◆ **Part of a data file**
────────────────────────────────────────

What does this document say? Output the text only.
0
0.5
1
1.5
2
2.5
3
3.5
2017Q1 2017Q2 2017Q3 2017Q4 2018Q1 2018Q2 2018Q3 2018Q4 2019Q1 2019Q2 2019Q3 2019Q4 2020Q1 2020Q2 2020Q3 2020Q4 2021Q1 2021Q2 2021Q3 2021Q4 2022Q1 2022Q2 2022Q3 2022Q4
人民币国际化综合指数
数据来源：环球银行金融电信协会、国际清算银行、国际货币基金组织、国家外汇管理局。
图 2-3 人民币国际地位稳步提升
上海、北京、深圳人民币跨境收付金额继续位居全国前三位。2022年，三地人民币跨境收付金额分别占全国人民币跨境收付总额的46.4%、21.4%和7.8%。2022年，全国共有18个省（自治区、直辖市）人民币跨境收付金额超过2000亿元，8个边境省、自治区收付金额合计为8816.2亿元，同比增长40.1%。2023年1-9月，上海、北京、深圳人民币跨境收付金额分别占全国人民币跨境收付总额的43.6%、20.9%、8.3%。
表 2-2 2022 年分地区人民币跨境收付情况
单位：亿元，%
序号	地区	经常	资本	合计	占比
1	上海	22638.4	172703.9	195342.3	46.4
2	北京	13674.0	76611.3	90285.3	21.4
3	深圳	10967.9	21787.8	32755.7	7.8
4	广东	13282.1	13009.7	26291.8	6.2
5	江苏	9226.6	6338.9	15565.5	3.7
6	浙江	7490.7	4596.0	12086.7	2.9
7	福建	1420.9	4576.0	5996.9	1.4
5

────────────────────────────────────────

◆ **JOB**
Retype the entries one by one, exactly.

◆ **THE RESPONSE**
What does this document say? Output the text only.
0
0.5
1
1.5
2
2.5
3
3.5
2017Q1 2017Q2 2017Q3 2017Q4 2018Q1 2018Q2 2018Q3 2018Q4 2019Q1 2019Q2 2019Q3 2019Q4 2020Q1 2020Q2 2020Q3 2020Q4 2021Q1 2021Q2 2021Q3 2021Q4 2022Q1 2022Q2 2022Q3 2022Q4
人民币国际化综合指数
数据来源：环球银行金融电信协会、国际清算银行、国际货币基金组织、国家外汇管理局。
图 2-3 人民币国际地位稳步提升
上海、北京、深圳人民币跨境收付金额继续位居全国前三位。2022年，三地人民币跨境收付金额分别占全国人民币跨境收付总额的46.4%、21.4%和7.8%。2022年，全国共有18个省（自治区、直辖市）人民币跨境收付金额超过2000亿元，8个边境省、自治区收付金额合计为8816.2亿元，同比增长40.1%。2023年1-9月，上海、北京、深圳人民币跨境收付金额分别占全国人民币跨境收付总额的43.6%、20.9%、8.3%。
表 2-2 2022 年分地区人民币跨境收付情况
单位：亿元，%
序号	地区	经常	资本	合计	占比
1	上海	22638.4	172703.9	195342.3	46.4
2	北京	13674.0	76611.3	90285.3	21.4
3	深圳	10967.9	21787.8	32755.7	7.8
4	广东	13282.1	13009.7	26291.8	6.2
5	江苏	9226.6	6338.9	15565.5	3.7
6	浙江	7490.7	4596.0	12086.7	2.9
7	福建	1420.9	4576.0	5996.9	1.4
5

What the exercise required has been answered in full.